------ STORED RECORDS ------

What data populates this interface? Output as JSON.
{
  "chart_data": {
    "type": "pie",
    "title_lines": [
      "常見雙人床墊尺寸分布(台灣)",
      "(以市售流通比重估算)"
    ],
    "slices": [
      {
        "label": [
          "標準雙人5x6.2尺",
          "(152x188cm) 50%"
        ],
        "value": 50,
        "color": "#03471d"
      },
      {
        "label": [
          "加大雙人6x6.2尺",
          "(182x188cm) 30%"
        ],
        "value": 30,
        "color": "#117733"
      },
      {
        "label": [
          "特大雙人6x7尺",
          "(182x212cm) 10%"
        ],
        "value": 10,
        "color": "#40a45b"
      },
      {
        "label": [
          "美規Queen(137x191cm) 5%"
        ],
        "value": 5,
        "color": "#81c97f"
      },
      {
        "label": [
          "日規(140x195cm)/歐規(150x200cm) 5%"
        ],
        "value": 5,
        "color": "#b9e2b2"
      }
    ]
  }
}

------

Print back all the lines verbatim.

WRITTEN ANSWER.
What data populates this interface? Output as JSON.
{
  "chart_data": {
    "type": "pie",
    "title_lines": [
      "常見雙人床墊尺寸分布(台灣)",
      "(以市售流通比重估算)"
    ],
    "slices": [
      {
        "label": [
          "標準雙人5x6.2尺",
          "(152x188cm) 50%"
        ],
        "value": 50,
        "color": "#03471d"
      },
      {
        "label": [
          "加大雙人6x6.2尺",
          "(182x188cm) 30%"
        ],
        "value": 30,
        "color": "#117733"
      },
      {
        "label": [
          "特大雙人6x7尺",
          "(182x212cm) 10%"
        ],
        "value": 10,
        "color": "#40a45b"
      },
      {
        "label": [
          "美規Queen(137x191cm) 5%"
        ],
        "value": 5,
        "color": "#81c97f"
      },
      {
        "label": [
          "日規(140x195cm)/歐規(150x200cm) 5%"
        ],
        "value": 5,
        "color": "#b9e2b2"
      }
    ]
  }
}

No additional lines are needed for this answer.